_Objective_
Make an exact copy of all the material below, apart from the pictures.

_Records for this task_
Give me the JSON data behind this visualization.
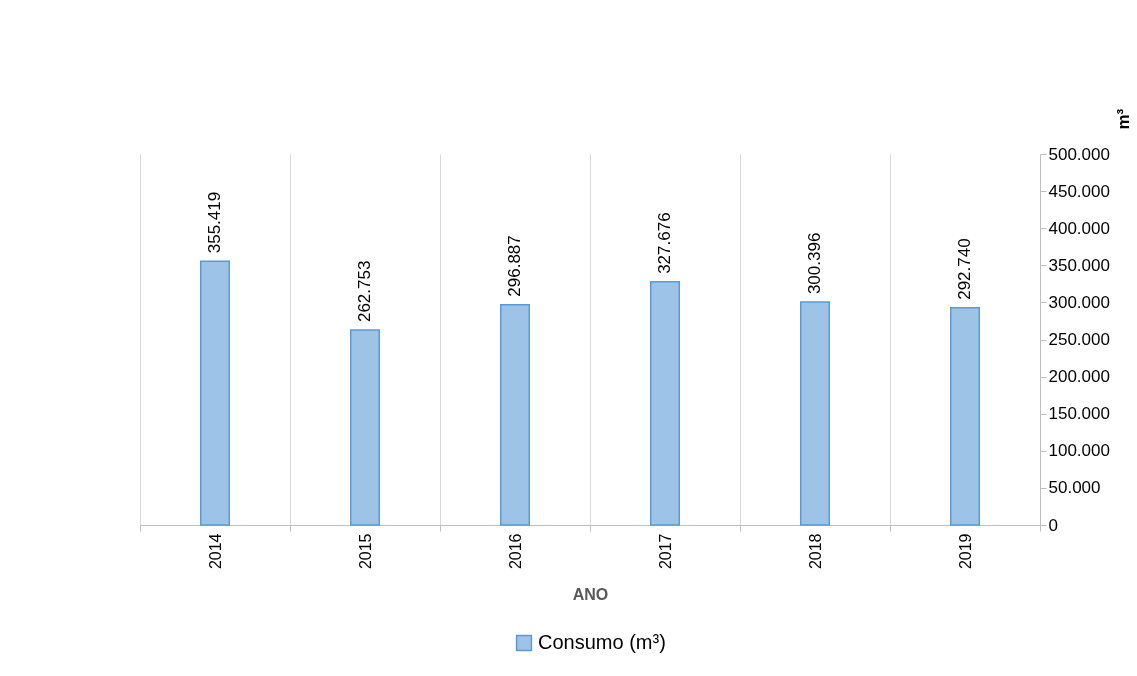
{
  "chart_data": {
    "type": "bar",
    "xlabel": "ANO",
    "ylabel": "m³",
    "categories": [
      "2014",
      "2015",
      "2016",
      "2017",
      "2018",
      "2019"
    ],
    "series": [
      {
        "name": "Consumo (m³)",
        "color": "#9dc3e6",
        "values": [
          355419,
          262753,
          296887,
          327676,
          300396,
          292740
        ],
        "value_labels": [
          "355.419",
          "262.753",
          "296.887",
          "327.676",
          "300.396",
          "292.740"
        ]
      }
    ],
    "ylim": [
      0,
      500000
    ],
    "yticks": [
      0,
      {
        "value": 50000,
        "label": "50.000"
      },
      {
        "value": 100000,
        "label": "100.000"
      },
      {
        "value": 150000,
        "label": "150.000"
      },
      {
        "value": 200000,
        "label": "200.000"
      },
      {
        "value": 250000,
        "label": "250.000"
      },
      {
        "value": 300000,
        "label": "300.000"
      },
      {
        "value": 350000,
        "label": "350.000"
      },
      {
        "value": 400000,
        "label": "400.000"
      },
      {
        "value": 450000,
        "label": "450.000"
      },
      {
        "value": 500000,
        "label": "500.000"
      }
    ],
    "grid": "x",
    "legend": "bottom"
  }
}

_Output for this task_
Give me the JSON data behind this visualization.
{
  "chart_data": {
    "type": "bar",
    "xlabel": "ANO",
    "ylabel": "m³",
    "categories": [
      "2014",
      "2015",
      "2016",
      "2017",
      "2018",
      "2019"
    ],
    "series": [
      {
        "name": "Consumo (m³)",
        "color": "#9dc3e6",
        "values": [
          355419,
          262753,
          296887,
          327676,
          300396,
          292740
        ],
        "value_labels": [
          "355.419",
          "262.753",
          "296.887",
          "327.676",
          "300.396",
          "292.740"
        ]
      }
    ],
    "ylim": [
      0,
      500000
    ],
    "yticks": [
      0,
      {
        "value": 50000,
        "label": "50.000"
      },
      {
        "value": 100000,
        "label": "100.000"
      },
      {
        "value": 150000,
        "label": "150.000"
      },
      {
        "value": 200000,
        "label": "200.000"
      },
      {
        "value": 250000,
        "label": "250.000"
      },
      {
        "value": 300000,
        "label": "300.000"
      },
      {
        "value": 350000,
        "label": "350.000"
      },
      {
        "value": 400000,
        "label": "400.000"
      },
      {
        "value": 450000,
        "label": "450.000"
      },
      {
        "value": 500000,
        "label": "500.000"
      }
    ],
    "grid": "x",
    "legend": "bottom"
  }
}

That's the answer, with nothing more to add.